STATED EXERCISE:
Write out all of the data without omission, exactly as shown.

-------- MATERIAL FOR THIS EXERCISE --------

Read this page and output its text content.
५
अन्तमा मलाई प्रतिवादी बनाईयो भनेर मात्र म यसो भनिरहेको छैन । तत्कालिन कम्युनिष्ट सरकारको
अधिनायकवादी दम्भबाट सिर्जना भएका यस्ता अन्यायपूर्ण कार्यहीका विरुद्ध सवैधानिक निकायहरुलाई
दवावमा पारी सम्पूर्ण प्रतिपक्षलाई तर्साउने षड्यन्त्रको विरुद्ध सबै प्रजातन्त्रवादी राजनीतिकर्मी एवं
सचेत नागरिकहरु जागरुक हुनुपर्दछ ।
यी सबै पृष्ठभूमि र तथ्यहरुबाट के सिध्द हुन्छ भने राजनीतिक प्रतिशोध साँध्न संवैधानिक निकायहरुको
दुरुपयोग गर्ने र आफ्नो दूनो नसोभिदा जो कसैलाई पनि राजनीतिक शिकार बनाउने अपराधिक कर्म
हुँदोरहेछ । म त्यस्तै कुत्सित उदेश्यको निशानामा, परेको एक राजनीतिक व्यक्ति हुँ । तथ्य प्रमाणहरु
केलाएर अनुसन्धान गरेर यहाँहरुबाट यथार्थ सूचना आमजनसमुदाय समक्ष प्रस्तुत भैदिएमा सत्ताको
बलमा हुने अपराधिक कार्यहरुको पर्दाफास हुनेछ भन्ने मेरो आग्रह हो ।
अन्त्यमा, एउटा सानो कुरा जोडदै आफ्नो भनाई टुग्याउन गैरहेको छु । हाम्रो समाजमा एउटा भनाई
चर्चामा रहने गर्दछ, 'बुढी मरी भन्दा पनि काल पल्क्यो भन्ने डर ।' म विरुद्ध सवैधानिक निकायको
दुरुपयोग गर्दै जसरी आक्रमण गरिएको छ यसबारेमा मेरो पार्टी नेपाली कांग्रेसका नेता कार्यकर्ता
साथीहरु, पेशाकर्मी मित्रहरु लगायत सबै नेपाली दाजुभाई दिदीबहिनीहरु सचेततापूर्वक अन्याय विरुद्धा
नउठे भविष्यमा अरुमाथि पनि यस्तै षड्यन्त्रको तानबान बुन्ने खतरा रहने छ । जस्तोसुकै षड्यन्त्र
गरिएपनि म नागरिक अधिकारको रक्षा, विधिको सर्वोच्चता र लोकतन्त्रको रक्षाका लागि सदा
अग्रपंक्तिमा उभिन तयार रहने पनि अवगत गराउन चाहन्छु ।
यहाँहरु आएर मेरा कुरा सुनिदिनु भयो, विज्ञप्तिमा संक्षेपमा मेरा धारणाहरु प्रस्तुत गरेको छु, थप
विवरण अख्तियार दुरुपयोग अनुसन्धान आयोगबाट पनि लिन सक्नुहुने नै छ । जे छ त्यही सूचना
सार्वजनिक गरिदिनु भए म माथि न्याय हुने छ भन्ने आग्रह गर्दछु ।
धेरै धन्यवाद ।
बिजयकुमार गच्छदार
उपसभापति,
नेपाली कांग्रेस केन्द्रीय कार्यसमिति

--------

CORRECT RESPONSE:
Read this page and output its text content.
५
अन्तमा मलाई प्रतिवादी बनाईयो भनेर मात्र म यसो भनिरहेको छैन । तत्कालिन कम्युनिष्ट सरकारको
अधिनायकवादी दम्भबाट सिर्जना भएका यस्ता अन्यायपूर्ण कार्यहीका विरुद्ध सवैधानिक निकायहरुलाई
दवावमा पारी सम्पूर्ण प्रतिपक्षलाई तर्साउने षड्यन्त्रको विरुद्ध सबै प्रजातन्त्रवादी राजनीतिकर्मी एवं
सचेत नागरिकहरु जागरुक हुनुपर्दछ ।
यी सबै पृष्ठभूमि र तथ्यहरुबाट के सिध्द हुन्छ भने राजनीतिक प्रतिशोध साँध्न संवैधानिक निकायहरुको
दुरुपयोग गर्ने र आफ्नो दूनो नसोभिदा जो कसैलाई पनि राजनीतिक शिकार बनाउने अपराधिक कर्म
हुँदोरहेछ । म त्यस्तै कुत्सित उदेश्यको निशानामा, परेको एक राजनीतिक व्यक्ति हुँ । तथ्य प्रमाणहरु
केलाएर अनुसन्धान गरेर यहाँहरुबाट यथार्थ सूचना आमजनसमुदाय समक्ष प्रस्तुत भैदिएमा सत्ताको
बलमा हुने अपराधिक कार्यहरुको पर्दाफास हुनेछ भन्ने मेरो आग्रह हो ।
अन्त्यमा, एउटा सानो कुरा जोडदै आफ्नो भनाई टुग्याउन गैरहेको छु । हाम्रो समाजमा एउटा भनाई
चर्चामा रहने गर्दछ, 'बुढी मरी भन्दा पनि काल पल्क्यो भन्ने डर ।' म विरुद्ध सवैधानिक निकायको
दुरुपयोग गर्दै जसरी आक्रमण गरिएको छ यसबारेमा मेरो पार्टी नेपाली कांग्रेसका नेता कार्यकर्ता
साथीहरु, पेशाकर्मी मित्रहरु लगायत सबै नेपाली दाजुभाई दिदीबहिनीहरु सचेततापूर्वक अन्याय विरुद्धा
नउठे भविष्यमा अरुमाथि पनि यस्तै षड्यन्त्रको तानबान बुन्ने खतरा रहने छ । जस्तोसुकै षड्यन्त्र
गरिएपनि म नागरिक अधिकारको रक्षा, विधिको सर्वोच्चता र लोकतन्त्रको रक्षाका लागि सदा
अग्रपंक्तिमा उभिन तयार रहने पनि अवगत गराउन चाहन्छु ।
यहाँहरु आएर मेरा कुरा सुनिदिनु भयो, विज्ञप्तिमा संक्षेपमा मेरा धारणाहरु प्रस्तुत गरेको छु, थप
विवरण अख्तियार दुरुपयोग अनुसन्धान आयोगबाट पनि लिन सक्नुहुने नै छ । जे छ त्यही सूचना
सार्वजनिक गरिदिनु भए म माथि न्याय हुने छ भन्ने आग्रह गर्दछु ।
धेरै धन्यवाद ।
बिजयकुमार गच्छदार
उपसभापति,
नेपाली कांग्रेस केन्द्रीय कार्यसमिति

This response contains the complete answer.